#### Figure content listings
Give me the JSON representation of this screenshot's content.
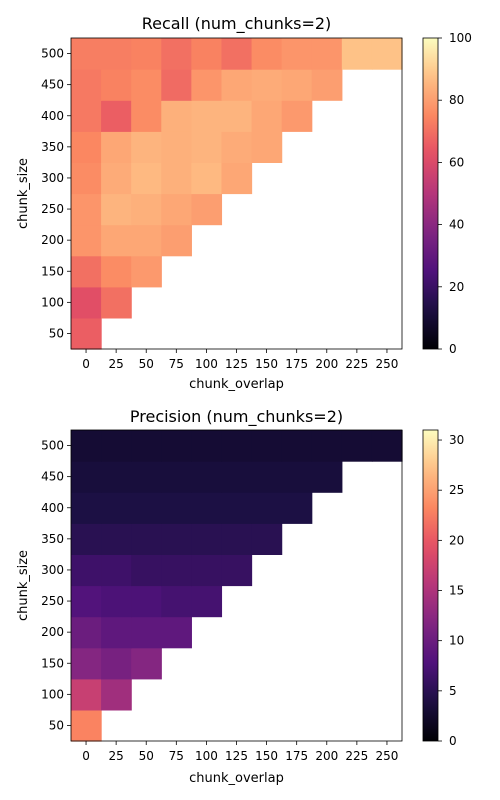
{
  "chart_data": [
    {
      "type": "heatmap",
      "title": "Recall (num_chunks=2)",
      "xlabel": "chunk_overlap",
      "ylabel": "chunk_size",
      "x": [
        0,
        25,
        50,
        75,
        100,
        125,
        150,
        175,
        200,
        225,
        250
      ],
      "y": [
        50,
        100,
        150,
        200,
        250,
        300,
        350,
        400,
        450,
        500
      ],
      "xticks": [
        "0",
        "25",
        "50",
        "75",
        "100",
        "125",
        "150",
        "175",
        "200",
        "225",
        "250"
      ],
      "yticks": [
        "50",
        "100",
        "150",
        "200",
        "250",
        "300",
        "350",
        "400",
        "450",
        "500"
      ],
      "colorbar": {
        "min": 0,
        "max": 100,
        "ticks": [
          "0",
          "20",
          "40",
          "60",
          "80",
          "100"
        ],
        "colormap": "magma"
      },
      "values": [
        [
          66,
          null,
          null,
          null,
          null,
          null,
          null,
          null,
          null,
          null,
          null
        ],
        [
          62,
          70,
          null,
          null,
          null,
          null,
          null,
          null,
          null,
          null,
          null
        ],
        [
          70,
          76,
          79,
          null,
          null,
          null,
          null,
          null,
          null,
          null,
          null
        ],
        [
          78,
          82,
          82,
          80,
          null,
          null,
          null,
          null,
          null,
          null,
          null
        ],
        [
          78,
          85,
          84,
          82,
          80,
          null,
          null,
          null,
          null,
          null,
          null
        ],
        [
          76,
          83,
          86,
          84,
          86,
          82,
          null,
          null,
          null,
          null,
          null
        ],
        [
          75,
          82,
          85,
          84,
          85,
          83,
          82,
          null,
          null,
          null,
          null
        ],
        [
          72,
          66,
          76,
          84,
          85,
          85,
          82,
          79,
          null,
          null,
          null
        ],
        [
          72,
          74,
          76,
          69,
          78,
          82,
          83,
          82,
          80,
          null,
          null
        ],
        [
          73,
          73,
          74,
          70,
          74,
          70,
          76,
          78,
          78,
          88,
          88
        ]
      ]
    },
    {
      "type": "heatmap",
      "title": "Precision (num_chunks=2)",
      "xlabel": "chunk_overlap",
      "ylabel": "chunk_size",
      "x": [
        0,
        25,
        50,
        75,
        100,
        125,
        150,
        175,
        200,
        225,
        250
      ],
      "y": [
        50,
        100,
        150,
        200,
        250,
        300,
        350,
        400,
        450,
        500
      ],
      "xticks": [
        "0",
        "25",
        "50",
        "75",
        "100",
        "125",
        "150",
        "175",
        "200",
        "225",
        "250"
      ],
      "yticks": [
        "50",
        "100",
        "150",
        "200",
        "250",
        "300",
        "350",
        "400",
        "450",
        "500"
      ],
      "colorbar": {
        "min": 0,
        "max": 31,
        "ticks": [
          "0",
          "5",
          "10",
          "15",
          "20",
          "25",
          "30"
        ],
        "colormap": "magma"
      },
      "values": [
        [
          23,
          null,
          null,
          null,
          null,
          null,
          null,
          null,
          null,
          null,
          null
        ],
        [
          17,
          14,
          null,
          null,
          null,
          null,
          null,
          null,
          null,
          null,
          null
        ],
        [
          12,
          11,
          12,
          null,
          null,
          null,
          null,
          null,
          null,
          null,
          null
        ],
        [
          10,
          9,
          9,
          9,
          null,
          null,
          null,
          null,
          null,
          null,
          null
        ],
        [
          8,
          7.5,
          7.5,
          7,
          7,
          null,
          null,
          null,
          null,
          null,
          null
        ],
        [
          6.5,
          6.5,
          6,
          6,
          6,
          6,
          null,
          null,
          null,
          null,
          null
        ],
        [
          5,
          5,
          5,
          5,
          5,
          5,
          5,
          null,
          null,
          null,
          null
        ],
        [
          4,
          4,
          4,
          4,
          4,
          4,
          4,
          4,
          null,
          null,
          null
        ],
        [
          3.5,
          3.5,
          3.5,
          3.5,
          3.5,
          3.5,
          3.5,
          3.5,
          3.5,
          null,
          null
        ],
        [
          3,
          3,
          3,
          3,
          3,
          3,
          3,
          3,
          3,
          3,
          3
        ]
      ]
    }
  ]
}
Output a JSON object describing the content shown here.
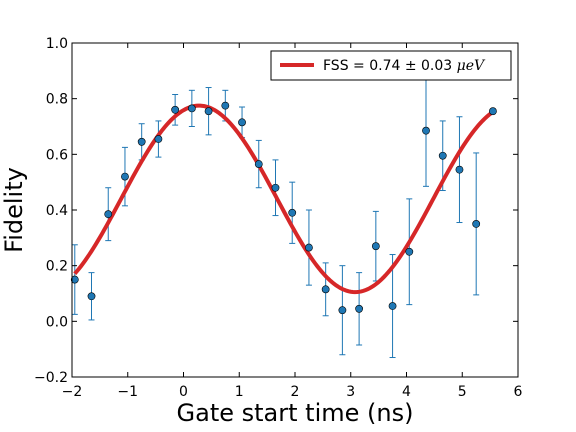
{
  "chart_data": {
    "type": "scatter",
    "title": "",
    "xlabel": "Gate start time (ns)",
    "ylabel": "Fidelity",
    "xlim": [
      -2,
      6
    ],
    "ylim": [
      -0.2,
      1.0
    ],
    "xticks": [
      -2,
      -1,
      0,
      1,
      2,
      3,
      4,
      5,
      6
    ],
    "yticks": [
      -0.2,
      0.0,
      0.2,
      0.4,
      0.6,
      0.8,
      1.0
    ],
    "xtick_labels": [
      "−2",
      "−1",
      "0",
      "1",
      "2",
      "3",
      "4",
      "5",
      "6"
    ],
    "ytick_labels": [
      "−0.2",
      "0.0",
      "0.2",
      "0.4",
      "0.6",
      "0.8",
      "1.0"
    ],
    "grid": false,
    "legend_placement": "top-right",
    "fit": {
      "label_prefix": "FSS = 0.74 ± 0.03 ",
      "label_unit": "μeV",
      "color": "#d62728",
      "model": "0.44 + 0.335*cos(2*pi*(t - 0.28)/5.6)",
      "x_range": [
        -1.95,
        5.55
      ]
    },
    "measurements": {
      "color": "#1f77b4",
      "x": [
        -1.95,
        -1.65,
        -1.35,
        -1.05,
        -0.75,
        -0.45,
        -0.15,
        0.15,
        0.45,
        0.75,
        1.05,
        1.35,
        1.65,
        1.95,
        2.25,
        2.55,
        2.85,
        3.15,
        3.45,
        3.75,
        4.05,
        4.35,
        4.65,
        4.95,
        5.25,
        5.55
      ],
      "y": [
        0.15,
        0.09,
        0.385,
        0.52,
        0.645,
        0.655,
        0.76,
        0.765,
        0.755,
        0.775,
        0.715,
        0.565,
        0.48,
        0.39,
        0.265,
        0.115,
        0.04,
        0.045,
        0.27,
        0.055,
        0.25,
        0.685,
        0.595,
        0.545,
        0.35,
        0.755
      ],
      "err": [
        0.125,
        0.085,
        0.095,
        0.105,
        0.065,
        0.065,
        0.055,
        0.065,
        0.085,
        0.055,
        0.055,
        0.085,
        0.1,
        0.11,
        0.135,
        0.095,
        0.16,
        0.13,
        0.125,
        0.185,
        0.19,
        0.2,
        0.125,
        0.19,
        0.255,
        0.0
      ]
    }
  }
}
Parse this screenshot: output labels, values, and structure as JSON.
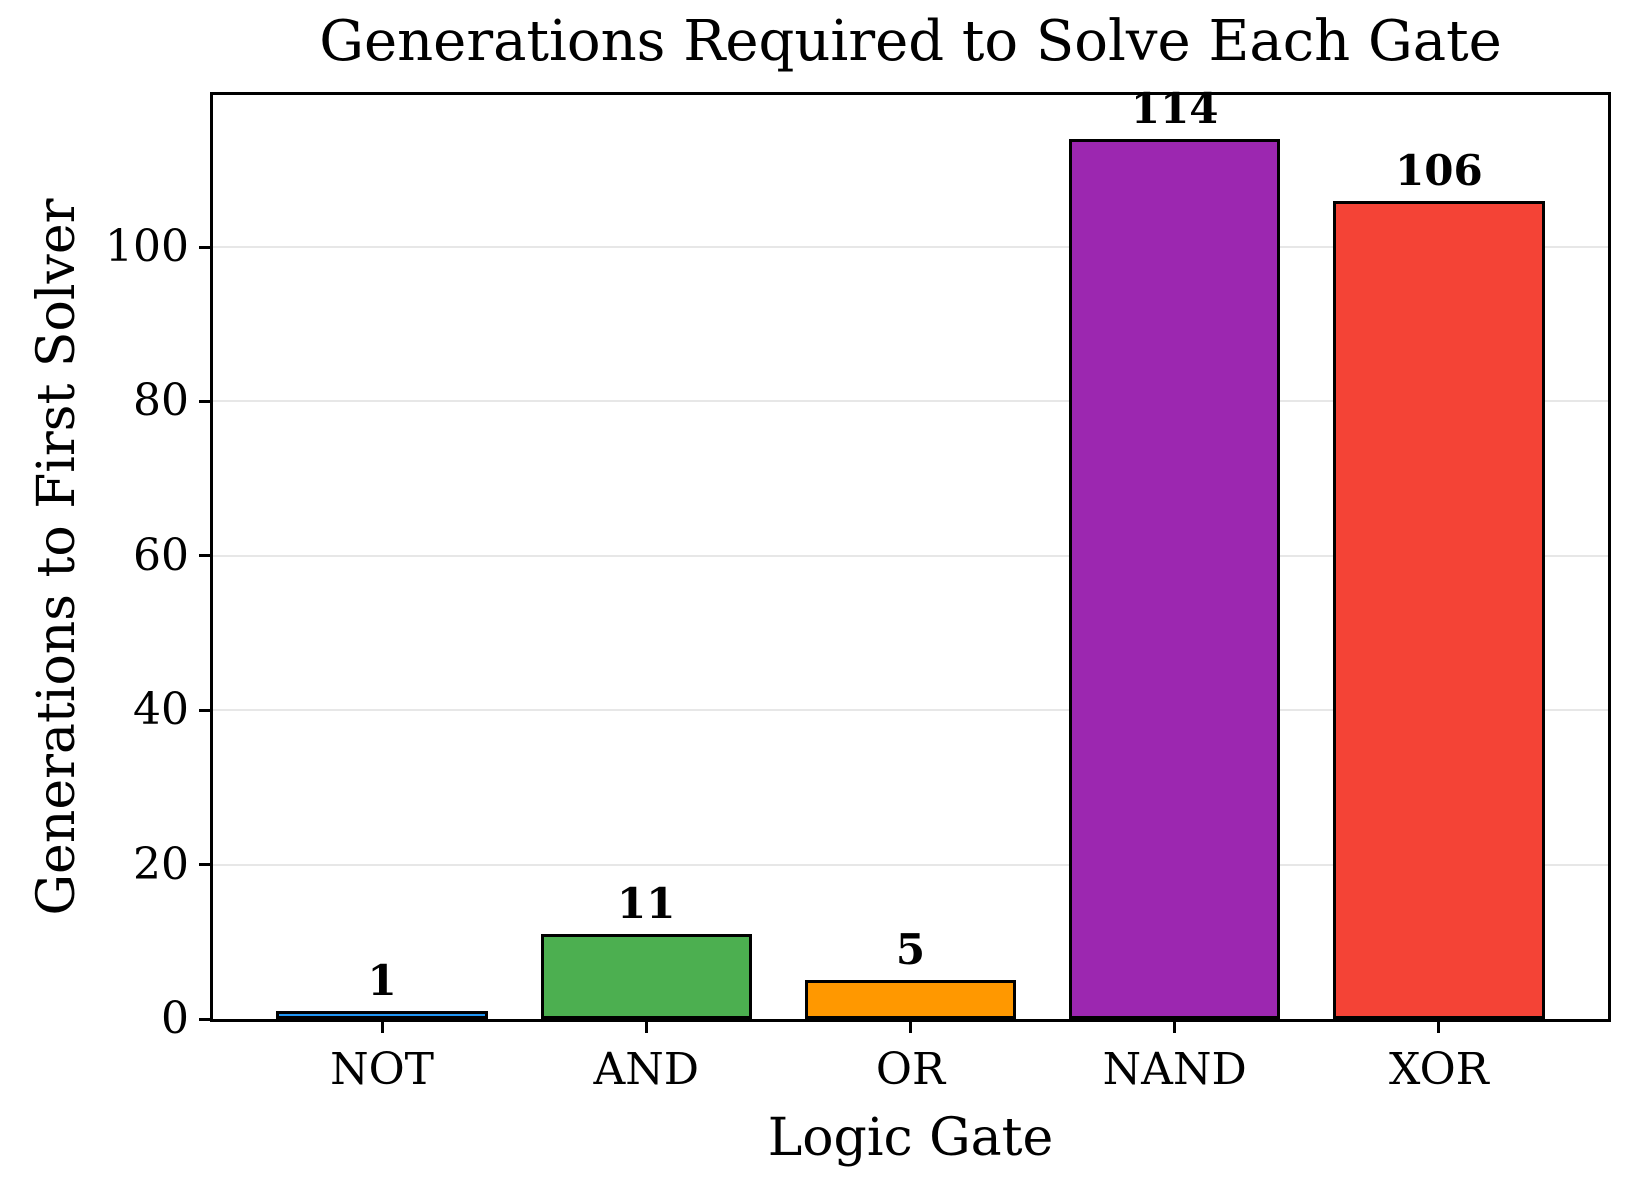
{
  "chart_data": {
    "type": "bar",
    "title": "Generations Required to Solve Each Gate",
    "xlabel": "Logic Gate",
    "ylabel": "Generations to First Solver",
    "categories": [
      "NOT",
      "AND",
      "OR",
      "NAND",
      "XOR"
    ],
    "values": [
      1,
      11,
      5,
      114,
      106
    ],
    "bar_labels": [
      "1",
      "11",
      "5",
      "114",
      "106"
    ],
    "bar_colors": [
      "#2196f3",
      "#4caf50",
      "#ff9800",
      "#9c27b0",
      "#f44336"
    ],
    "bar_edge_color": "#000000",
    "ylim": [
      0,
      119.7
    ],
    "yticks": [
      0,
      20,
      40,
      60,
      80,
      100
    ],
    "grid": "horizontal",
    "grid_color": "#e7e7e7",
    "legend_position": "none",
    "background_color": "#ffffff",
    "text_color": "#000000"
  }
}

#### Instructions to follow
Pull every line containing "Generations" from the data.

#### Response
    "title": "Generations Required to Solve Each Gate",
    "ylabel": "Generations to First Solver",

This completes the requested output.